DIRECTION. Go through the entries below and pick out every line with "Ayuda".
◆ ◆ ◆ ◆ ◆ ◆ ◆
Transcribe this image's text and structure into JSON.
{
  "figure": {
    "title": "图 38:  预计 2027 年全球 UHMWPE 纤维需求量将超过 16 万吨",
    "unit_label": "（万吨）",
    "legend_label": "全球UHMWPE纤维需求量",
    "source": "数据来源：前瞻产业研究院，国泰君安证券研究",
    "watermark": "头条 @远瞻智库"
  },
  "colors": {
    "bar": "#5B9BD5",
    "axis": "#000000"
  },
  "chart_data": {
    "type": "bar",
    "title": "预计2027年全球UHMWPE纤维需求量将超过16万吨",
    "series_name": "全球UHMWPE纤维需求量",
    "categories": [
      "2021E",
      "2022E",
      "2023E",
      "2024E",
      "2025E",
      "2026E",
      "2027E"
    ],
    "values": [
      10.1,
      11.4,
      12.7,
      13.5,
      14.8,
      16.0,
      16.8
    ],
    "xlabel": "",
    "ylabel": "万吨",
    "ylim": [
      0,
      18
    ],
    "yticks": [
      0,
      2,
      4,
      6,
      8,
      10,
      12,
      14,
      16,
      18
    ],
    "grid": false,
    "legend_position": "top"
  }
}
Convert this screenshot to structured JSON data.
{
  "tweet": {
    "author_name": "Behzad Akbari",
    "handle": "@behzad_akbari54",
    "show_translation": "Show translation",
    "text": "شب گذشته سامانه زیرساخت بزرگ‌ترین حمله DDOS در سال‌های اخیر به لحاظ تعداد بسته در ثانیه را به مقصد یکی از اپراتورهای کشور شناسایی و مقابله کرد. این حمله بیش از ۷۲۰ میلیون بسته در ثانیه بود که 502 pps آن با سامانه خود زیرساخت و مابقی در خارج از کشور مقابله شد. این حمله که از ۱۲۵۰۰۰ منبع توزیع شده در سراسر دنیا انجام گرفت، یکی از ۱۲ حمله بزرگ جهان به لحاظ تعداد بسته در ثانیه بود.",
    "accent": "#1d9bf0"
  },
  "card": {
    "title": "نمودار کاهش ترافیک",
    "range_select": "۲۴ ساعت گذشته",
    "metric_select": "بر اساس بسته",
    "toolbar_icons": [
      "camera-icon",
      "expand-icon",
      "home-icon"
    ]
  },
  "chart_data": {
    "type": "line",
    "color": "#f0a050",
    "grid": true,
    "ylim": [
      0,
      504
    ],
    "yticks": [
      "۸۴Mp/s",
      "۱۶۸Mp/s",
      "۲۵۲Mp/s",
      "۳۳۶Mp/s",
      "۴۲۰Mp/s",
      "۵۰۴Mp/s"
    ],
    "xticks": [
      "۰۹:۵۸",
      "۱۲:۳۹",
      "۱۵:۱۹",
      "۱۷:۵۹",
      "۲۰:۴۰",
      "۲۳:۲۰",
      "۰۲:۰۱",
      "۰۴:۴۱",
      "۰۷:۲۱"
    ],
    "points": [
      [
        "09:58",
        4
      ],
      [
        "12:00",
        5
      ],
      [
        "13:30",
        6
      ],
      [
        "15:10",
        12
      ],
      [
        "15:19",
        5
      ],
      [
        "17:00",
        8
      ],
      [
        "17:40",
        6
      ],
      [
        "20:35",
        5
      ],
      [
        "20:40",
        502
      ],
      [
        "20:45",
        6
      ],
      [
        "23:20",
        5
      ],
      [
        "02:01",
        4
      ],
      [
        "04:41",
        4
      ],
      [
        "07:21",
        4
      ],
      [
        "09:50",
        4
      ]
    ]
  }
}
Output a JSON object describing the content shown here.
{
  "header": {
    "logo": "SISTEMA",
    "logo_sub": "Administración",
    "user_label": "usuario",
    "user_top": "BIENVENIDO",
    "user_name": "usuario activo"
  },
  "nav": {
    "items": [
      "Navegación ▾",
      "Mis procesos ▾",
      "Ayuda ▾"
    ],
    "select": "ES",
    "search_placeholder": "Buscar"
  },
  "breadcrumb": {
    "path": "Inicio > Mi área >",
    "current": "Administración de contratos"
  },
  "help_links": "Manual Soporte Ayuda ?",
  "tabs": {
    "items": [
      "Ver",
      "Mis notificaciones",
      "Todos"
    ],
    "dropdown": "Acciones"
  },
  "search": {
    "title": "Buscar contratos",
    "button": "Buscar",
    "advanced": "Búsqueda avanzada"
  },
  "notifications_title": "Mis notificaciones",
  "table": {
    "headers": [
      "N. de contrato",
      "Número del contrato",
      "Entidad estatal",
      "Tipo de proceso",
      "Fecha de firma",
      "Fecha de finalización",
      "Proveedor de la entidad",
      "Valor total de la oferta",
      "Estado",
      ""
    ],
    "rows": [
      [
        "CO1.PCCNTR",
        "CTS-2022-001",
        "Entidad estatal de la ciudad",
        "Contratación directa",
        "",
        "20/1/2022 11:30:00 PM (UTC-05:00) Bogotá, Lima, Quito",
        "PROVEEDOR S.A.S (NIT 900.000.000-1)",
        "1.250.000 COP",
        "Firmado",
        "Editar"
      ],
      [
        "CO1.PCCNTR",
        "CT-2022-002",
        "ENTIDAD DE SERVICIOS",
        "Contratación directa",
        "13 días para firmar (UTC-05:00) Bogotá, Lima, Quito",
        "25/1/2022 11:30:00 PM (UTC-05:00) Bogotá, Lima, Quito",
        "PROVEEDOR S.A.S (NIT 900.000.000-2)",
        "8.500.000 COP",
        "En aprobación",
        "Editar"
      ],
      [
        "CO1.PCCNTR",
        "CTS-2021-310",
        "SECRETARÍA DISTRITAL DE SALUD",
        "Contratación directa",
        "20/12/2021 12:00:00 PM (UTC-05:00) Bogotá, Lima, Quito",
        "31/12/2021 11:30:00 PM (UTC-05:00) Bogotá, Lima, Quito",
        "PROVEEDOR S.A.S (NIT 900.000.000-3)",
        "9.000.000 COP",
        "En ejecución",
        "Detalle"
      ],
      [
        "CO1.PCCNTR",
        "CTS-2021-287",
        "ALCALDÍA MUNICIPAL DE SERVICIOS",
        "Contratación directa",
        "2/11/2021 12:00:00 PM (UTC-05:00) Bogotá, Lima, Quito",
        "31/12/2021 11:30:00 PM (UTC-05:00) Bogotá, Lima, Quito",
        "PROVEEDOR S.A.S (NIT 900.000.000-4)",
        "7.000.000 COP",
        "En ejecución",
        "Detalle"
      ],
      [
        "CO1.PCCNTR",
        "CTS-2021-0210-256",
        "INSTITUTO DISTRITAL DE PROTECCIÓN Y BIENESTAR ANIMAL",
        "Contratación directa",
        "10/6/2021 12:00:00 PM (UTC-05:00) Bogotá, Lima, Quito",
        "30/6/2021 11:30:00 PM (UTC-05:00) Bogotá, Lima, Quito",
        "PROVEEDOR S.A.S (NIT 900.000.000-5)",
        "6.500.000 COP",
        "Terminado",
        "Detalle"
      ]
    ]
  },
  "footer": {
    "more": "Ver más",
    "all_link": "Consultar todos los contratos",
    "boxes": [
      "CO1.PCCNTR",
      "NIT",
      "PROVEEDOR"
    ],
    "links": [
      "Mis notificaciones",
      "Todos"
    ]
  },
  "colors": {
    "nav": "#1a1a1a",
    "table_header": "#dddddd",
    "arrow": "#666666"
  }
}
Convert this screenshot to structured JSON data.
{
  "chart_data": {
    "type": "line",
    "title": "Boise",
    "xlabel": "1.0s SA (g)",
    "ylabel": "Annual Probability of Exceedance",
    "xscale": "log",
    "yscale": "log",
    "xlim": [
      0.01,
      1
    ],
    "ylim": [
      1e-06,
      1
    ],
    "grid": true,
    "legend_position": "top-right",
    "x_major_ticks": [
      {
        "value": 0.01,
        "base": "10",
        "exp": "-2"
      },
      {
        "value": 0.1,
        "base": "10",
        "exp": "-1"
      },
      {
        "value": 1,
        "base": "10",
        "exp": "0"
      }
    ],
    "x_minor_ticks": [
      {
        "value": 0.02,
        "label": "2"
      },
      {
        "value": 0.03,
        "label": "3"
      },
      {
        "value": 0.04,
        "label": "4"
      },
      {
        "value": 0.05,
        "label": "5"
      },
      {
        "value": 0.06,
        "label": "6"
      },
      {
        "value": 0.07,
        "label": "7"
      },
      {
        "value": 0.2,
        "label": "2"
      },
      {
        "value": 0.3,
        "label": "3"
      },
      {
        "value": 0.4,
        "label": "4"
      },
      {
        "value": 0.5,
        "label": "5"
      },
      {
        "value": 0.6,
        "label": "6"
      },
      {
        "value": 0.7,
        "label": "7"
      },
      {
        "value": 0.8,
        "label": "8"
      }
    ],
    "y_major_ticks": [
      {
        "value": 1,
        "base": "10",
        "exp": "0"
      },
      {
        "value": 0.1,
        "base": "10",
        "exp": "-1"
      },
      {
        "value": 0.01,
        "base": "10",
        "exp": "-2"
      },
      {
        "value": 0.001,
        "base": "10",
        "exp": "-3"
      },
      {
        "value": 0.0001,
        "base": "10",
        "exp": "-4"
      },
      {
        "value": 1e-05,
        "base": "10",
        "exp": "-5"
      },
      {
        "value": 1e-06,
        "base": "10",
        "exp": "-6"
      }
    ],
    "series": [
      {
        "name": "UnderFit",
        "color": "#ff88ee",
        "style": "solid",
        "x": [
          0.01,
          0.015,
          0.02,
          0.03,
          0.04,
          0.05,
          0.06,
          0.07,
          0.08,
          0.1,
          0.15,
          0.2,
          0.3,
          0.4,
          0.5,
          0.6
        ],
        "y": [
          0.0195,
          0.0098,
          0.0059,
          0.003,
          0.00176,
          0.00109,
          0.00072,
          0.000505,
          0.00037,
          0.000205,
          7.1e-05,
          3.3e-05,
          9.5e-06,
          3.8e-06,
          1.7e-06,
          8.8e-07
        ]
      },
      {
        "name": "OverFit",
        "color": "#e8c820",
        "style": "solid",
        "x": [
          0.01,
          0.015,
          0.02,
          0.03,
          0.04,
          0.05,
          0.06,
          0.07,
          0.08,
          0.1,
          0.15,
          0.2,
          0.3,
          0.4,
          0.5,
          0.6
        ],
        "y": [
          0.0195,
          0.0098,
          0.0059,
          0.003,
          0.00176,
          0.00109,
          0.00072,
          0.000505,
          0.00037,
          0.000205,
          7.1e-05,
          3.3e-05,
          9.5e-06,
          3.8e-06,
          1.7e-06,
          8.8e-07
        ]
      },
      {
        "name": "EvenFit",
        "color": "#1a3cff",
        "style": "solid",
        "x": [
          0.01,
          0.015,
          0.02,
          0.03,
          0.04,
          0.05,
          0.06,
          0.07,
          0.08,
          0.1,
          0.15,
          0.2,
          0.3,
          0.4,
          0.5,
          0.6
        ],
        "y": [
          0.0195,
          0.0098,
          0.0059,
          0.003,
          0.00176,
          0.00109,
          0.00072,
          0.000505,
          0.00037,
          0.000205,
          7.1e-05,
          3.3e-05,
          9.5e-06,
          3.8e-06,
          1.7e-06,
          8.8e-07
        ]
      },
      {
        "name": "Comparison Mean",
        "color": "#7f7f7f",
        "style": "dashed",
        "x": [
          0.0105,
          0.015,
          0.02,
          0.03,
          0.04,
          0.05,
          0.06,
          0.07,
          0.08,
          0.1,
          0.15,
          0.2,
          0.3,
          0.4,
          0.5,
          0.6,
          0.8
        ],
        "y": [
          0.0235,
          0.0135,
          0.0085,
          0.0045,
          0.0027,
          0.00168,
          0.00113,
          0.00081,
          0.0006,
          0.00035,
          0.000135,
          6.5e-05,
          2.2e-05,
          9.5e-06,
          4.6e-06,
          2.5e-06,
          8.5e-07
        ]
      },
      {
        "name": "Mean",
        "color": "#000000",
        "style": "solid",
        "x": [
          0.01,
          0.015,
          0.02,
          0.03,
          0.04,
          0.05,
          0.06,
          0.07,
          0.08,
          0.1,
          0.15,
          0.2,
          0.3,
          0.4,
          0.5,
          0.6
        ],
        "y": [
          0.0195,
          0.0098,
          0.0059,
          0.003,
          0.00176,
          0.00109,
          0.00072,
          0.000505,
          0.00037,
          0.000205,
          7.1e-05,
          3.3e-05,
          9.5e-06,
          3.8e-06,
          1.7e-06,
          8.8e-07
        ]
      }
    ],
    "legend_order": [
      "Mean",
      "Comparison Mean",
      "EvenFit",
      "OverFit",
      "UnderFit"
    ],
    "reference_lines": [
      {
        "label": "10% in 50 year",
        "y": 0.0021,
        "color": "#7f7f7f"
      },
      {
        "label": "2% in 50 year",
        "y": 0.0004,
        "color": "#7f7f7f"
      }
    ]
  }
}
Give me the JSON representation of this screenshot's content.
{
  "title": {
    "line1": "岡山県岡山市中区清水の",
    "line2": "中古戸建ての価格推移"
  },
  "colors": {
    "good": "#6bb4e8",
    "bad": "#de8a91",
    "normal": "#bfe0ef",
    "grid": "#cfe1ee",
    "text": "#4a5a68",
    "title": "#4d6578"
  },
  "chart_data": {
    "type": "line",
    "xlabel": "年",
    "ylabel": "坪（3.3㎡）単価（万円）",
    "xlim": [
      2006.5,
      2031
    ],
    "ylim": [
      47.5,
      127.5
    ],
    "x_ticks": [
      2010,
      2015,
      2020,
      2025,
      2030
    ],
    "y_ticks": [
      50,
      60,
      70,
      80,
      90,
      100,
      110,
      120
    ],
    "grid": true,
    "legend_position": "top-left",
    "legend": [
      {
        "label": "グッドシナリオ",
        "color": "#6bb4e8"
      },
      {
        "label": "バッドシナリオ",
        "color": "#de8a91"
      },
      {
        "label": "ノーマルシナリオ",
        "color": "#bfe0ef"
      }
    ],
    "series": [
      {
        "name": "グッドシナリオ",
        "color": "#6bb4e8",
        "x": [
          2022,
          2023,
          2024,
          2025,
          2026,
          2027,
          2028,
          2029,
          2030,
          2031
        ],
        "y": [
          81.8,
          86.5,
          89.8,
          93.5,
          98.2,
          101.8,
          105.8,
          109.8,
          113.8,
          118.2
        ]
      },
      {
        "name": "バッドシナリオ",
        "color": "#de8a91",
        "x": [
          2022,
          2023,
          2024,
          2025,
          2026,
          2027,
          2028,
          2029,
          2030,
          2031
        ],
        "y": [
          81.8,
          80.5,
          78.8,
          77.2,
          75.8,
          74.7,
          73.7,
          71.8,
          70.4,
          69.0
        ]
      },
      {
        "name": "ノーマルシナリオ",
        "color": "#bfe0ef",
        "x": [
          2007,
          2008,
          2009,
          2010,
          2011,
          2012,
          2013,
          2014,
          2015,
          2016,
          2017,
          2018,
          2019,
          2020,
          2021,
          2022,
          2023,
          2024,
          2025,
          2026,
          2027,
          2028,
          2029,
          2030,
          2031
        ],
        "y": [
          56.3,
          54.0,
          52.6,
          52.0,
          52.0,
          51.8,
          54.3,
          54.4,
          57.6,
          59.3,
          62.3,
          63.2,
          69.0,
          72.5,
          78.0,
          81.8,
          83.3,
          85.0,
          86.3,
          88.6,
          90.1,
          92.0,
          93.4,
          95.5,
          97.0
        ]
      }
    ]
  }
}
◆ ◆ ◆ ◆ ◆ ◆ ◆
ANSWER TO THIS EXERCISE.
      "Ayuda ▾"
  "help_links": "Manual Soporte Ayuda ?",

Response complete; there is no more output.